**WHAT YOU NEED TO DO**
Write out the material again word for word, dropping any images it holds.

**INPUT MATERIAL**
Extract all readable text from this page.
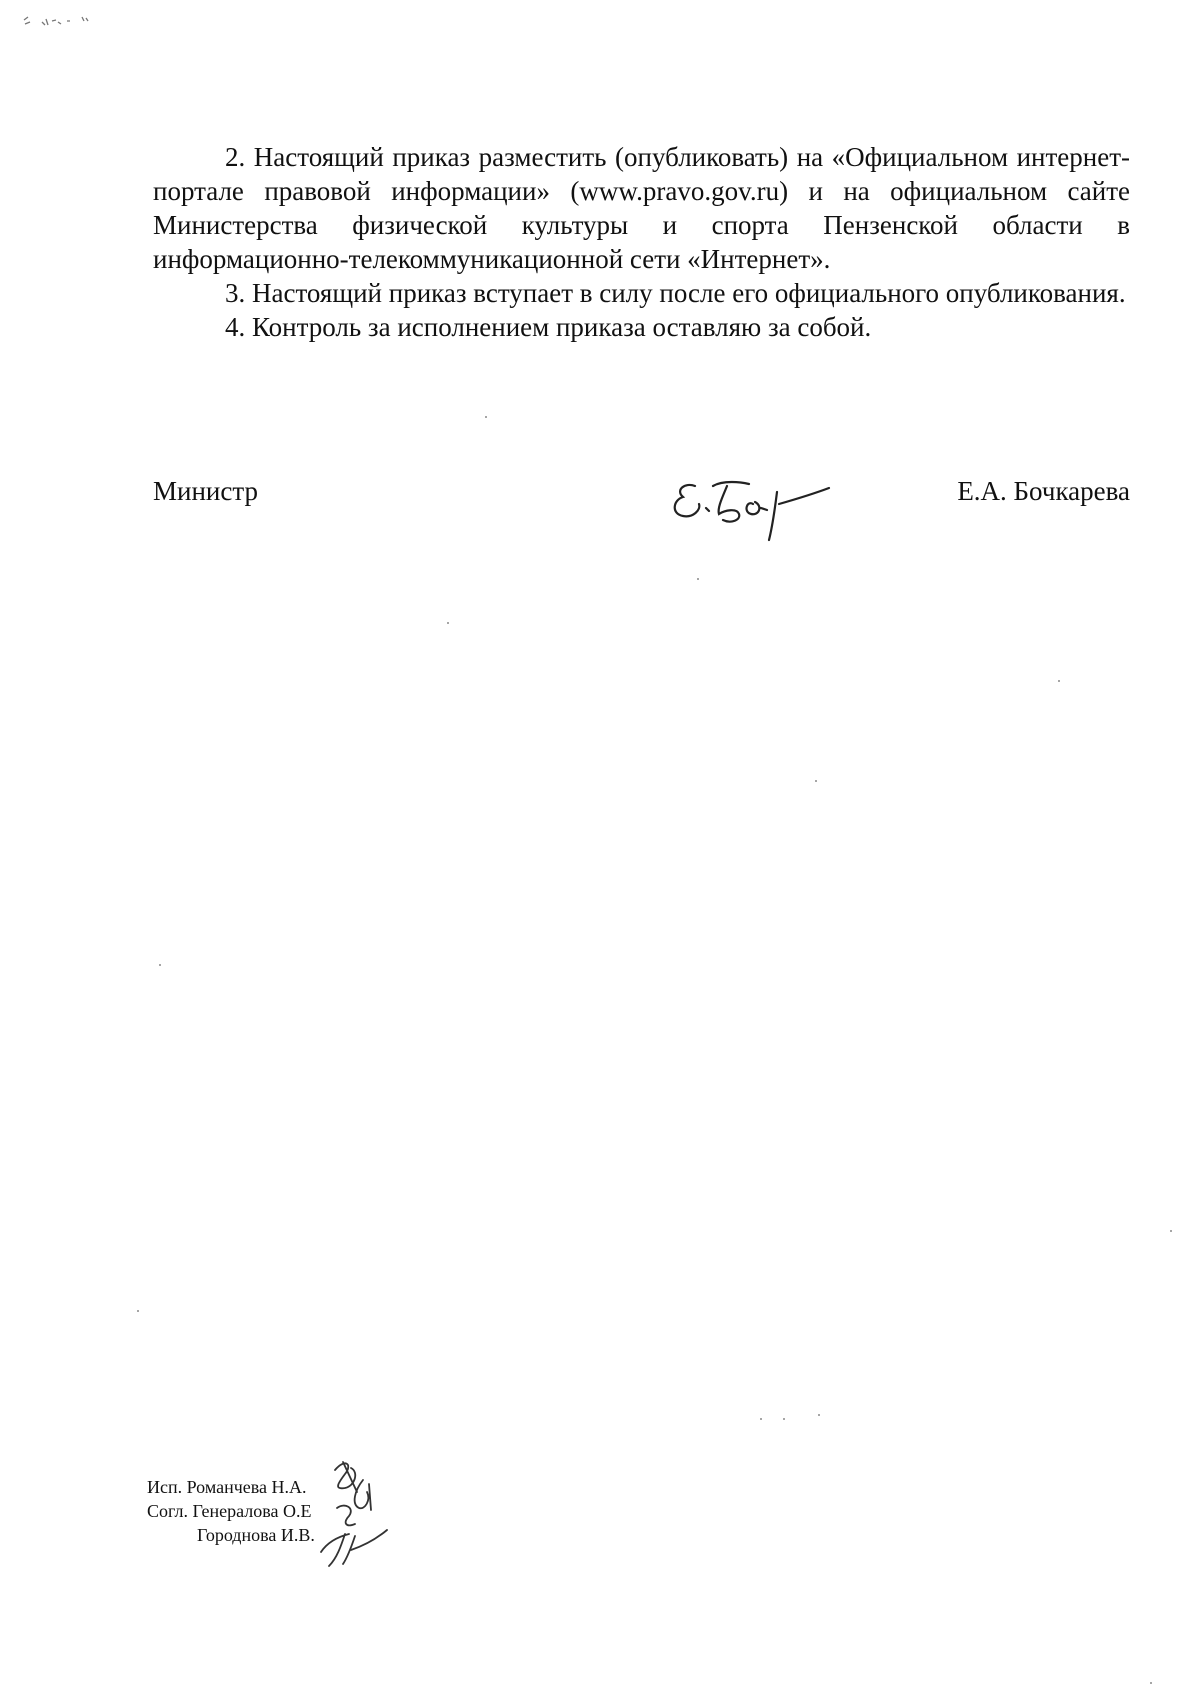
2. Настоящий приказ разместить (опубликовать) на «Официальном интернет-портале правовой информации» (www.pravo.gov.ru) и на официальном сайте Министерства физической культуры и спорта Пензенской области в информационно-телекоммуникационной сети «Интернет».

3. Настоящий приказ вступает в силу после его официального опубликования.

4. Контроль за исполнением приказа оставляю за собой.

Министр	Е.А. Бочкарева
Исп. Романчева Н.А.
Согл. Генералова О.Е
Городнова И.В.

**EXPECTED ANSWER**
Extract all readable text from this page.
2. Настоящий приказ разместить (опубликовать) на «Официальном интернет-портале правовой информации» (www.pravo.gov.ru) и на официальном сайте Министерства физической культуры и спорта Пензенской области в информационно-телекоммуникационной сети «Интернет».

3. Настоящий приказ вступает в силу после его официального опубликования.

4. Контроль за исполнением приказа оставляю за собой.

Министр	Е.А. Бочкарева
Исп. Романчева Н.А.
Согл. Генералова О.Е
Городнова И.В.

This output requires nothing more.